## START Given entries
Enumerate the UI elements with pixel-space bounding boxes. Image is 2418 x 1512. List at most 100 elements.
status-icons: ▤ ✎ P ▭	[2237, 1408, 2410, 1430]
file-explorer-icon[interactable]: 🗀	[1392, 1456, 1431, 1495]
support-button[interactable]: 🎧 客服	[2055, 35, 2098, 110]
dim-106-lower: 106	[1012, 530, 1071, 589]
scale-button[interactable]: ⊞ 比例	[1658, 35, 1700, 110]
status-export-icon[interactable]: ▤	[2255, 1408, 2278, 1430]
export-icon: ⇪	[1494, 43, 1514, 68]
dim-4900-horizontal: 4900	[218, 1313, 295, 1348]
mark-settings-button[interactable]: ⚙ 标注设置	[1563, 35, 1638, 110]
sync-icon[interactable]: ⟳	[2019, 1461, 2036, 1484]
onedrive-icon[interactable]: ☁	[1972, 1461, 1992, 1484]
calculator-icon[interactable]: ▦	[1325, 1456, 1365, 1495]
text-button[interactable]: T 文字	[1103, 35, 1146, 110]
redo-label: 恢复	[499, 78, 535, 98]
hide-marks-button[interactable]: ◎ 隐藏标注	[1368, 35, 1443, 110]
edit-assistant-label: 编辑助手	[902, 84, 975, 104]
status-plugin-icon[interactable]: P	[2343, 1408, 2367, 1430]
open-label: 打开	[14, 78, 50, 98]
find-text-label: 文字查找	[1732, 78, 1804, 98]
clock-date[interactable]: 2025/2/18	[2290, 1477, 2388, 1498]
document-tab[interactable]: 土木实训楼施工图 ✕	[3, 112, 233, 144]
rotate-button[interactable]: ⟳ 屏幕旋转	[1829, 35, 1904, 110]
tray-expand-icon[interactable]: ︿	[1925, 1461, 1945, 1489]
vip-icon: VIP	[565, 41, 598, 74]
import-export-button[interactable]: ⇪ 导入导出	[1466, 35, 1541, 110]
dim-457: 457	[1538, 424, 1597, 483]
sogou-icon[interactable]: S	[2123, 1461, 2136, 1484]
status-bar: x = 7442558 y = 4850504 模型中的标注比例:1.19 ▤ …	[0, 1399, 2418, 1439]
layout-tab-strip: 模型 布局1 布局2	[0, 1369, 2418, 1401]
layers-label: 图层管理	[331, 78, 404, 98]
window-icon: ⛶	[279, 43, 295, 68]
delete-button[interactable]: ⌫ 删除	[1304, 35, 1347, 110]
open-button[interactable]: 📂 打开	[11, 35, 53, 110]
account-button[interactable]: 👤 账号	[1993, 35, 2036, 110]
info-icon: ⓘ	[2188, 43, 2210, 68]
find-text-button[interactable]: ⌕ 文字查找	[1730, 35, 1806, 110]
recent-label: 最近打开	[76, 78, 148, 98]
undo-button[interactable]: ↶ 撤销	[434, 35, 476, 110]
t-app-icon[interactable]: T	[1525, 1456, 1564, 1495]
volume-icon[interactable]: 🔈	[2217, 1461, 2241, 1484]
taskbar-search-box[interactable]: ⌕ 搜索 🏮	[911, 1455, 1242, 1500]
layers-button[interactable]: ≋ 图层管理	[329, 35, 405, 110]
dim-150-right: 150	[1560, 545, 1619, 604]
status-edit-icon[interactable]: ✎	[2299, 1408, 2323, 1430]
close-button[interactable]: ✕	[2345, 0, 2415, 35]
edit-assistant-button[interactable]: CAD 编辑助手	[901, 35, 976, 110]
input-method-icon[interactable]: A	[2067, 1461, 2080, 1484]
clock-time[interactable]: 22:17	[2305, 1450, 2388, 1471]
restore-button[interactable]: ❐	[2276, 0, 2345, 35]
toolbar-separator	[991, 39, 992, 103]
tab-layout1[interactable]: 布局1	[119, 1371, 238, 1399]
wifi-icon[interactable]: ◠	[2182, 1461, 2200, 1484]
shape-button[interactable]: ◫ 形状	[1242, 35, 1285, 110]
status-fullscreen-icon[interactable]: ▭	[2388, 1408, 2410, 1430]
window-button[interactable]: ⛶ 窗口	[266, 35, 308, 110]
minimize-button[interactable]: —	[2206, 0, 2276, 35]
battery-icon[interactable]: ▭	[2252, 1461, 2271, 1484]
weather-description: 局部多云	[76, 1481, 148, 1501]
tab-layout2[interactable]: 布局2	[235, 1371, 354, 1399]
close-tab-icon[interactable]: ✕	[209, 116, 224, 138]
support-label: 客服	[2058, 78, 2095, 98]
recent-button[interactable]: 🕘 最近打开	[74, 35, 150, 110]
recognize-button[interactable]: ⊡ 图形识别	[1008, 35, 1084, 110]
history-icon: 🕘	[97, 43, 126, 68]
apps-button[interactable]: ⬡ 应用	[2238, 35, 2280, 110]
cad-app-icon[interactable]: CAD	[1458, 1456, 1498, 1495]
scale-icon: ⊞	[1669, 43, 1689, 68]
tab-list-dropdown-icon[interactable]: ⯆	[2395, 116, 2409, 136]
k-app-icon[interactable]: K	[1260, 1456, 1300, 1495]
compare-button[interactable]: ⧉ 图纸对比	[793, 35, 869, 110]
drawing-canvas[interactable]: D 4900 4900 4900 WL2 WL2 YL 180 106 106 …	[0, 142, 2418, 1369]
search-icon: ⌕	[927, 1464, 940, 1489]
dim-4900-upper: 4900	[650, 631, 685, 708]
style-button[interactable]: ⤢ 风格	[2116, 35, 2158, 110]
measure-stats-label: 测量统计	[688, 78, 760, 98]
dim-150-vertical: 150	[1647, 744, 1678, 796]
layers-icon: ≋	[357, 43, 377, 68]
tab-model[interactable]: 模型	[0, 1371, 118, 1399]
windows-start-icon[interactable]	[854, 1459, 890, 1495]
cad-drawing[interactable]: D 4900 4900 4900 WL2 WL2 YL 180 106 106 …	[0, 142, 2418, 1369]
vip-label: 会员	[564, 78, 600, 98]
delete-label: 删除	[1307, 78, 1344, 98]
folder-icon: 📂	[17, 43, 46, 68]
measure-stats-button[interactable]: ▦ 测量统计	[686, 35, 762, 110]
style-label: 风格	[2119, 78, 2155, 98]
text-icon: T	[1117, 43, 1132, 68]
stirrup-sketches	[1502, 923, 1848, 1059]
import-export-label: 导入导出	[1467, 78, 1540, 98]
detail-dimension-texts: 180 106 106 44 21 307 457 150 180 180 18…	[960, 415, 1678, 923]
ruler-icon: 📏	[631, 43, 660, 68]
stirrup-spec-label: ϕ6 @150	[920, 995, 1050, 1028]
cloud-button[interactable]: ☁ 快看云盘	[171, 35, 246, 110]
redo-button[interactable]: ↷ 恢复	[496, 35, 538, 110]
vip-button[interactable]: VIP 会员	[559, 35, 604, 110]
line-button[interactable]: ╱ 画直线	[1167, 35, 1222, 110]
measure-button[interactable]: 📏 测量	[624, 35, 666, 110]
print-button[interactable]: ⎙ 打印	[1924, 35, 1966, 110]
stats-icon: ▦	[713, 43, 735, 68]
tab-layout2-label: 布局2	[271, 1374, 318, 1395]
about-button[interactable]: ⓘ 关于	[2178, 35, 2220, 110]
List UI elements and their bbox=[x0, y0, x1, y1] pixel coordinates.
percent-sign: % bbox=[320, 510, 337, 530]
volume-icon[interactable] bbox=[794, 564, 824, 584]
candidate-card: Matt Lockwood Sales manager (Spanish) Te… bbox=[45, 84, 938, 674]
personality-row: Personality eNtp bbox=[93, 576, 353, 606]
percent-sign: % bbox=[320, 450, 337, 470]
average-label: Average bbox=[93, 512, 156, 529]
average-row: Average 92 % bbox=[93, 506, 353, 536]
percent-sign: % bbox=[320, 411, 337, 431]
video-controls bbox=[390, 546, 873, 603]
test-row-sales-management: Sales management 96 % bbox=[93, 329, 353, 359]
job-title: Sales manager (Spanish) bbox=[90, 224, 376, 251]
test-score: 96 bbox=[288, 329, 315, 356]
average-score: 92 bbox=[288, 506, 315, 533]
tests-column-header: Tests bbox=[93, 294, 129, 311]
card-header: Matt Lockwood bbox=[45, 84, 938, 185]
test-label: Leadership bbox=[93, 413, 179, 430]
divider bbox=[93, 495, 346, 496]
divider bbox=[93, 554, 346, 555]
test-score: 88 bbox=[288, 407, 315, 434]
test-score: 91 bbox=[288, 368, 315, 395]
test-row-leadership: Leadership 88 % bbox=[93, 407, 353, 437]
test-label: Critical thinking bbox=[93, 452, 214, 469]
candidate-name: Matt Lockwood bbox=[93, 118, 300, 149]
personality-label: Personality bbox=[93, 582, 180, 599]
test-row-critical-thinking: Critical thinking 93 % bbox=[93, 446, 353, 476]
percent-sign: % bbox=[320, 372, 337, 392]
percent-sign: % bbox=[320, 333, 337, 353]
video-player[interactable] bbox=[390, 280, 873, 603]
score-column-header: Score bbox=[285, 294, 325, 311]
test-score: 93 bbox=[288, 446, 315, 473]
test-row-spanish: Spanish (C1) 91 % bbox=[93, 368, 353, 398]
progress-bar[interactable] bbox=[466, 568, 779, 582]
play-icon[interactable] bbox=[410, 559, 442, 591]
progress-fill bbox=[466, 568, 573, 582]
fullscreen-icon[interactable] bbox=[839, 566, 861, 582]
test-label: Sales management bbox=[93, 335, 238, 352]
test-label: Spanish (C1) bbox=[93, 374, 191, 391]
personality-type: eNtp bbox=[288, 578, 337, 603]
## END Given entries
* [Exercise directions]: Could you rewrite everything from the first line down to the line containing "35, 2098, 110]", changing "elements" to "items" throughout those lines and leaving all else as it is?

* [Reply to the exercise]:
Enumerate the UI items with pixel-space bounding boxes. Image is 2418 x 1512. List at most 100 items.
status-icons: ▤ ✎ P ▭	[2237, 1408, 2410, 1430]
file-explorer-icon[interactable]: 🗀	[1392, 1456, 1431, 1495]
support-button[interactable]: 🎧 客服	[2055, 35, 2098, 110]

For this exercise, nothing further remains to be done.